_Data in this exercise_
━━━━

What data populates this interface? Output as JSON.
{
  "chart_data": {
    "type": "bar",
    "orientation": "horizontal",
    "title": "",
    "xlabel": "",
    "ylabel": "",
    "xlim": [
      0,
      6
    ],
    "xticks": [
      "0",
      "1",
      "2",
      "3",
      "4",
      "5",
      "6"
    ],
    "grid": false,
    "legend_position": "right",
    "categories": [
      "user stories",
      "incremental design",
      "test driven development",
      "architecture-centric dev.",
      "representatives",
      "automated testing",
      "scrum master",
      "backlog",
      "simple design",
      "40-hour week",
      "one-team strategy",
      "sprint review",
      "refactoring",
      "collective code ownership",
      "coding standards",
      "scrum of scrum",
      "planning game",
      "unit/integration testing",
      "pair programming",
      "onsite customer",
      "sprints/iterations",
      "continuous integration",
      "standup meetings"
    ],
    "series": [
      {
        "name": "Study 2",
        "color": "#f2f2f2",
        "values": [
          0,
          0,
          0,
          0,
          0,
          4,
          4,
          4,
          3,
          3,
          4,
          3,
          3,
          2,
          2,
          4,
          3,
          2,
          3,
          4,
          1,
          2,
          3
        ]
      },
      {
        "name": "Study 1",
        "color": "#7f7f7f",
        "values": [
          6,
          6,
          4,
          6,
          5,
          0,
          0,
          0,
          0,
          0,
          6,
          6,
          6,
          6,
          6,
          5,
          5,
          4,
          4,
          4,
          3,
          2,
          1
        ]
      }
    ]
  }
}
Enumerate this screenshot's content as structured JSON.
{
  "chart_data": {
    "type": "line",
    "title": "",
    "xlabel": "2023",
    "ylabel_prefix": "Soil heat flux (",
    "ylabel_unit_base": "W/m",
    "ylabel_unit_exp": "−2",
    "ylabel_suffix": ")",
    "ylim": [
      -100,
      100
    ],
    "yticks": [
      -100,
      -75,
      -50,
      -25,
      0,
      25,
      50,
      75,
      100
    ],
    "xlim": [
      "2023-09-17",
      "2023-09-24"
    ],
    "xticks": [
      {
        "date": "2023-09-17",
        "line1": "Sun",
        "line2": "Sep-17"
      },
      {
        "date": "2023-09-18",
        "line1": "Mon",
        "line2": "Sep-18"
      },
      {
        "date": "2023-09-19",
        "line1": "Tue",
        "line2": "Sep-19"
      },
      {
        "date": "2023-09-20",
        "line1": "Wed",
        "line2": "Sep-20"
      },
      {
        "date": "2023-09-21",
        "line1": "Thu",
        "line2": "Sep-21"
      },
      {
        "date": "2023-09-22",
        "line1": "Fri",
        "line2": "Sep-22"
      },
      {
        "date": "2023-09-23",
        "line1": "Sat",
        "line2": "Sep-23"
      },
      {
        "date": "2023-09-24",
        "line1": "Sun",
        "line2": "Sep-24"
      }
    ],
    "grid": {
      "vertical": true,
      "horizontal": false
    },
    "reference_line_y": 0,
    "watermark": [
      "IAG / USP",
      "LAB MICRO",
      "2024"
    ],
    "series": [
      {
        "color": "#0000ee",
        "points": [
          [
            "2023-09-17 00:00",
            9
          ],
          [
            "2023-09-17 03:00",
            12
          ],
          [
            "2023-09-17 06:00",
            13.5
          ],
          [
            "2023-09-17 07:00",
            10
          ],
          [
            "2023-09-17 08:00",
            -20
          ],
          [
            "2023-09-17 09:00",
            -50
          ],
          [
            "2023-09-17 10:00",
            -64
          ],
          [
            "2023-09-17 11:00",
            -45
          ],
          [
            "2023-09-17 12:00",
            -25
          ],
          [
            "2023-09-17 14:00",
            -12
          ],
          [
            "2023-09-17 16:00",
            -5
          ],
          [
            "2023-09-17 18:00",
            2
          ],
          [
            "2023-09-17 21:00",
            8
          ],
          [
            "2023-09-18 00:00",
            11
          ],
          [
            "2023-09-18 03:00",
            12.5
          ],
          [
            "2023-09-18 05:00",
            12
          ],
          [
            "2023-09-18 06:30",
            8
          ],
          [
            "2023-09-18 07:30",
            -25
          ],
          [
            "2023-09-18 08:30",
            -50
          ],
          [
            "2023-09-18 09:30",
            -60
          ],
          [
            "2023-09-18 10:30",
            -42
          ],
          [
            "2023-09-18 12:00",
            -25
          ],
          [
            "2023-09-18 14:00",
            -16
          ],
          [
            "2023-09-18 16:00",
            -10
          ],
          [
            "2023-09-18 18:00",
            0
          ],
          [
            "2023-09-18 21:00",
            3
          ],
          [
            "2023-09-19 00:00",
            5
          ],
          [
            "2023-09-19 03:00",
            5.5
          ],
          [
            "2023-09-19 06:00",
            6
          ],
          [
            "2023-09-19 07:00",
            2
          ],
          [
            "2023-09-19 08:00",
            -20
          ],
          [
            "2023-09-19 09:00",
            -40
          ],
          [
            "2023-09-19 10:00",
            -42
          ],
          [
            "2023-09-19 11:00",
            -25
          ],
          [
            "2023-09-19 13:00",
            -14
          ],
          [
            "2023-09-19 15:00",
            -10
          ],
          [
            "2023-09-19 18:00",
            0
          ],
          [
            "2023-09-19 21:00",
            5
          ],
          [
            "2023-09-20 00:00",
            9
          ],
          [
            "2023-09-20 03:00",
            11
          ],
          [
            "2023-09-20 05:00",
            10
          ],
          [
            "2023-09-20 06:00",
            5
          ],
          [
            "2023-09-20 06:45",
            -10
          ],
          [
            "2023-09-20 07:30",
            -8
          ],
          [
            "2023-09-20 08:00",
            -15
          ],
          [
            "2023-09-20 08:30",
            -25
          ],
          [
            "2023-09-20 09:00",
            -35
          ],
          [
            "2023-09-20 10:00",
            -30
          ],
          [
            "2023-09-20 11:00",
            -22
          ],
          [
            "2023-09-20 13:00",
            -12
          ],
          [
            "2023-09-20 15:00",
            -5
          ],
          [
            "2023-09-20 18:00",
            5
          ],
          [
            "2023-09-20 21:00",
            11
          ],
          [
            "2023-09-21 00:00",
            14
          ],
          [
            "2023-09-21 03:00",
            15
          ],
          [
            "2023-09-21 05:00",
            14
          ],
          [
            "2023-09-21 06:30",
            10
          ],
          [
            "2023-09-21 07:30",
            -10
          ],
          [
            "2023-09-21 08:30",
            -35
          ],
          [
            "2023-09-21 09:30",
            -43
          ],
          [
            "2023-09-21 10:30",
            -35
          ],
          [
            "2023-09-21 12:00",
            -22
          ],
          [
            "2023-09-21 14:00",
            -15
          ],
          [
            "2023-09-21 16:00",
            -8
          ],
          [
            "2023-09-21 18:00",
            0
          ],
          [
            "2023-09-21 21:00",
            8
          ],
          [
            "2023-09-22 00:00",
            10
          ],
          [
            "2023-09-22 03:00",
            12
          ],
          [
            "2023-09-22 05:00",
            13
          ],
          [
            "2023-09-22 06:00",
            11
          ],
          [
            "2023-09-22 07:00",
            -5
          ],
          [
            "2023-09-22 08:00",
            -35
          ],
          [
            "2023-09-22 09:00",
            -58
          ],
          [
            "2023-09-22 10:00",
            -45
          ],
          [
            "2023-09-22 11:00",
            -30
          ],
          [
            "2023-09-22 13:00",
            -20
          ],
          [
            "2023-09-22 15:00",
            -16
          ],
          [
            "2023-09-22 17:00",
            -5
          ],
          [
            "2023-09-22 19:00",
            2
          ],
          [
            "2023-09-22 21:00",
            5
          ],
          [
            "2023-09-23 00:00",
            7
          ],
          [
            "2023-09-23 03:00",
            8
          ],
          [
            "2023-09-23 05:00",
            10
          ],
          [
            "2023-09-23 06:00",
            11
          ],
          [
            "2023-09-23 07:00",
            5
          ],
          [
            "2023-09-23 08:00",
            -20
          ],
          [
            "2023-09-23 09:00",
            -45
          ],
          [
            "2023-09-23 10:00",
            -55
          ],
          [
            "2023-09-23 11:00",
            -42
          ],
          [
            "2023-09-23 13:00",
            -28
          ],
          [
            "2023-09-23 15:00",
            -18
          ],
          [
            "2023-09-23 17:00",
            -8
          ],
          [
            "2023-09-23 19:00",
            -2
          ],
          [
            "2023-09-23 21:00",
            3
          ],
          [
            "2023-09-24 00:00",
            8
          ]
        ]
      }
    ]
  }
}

━━━━

_Task to complete_
Show the lines of the records that include the string "JSON".

_Full answer_
What data populates this interface? Output as JSON.
Enumerate this screenshot's content as structured JSON.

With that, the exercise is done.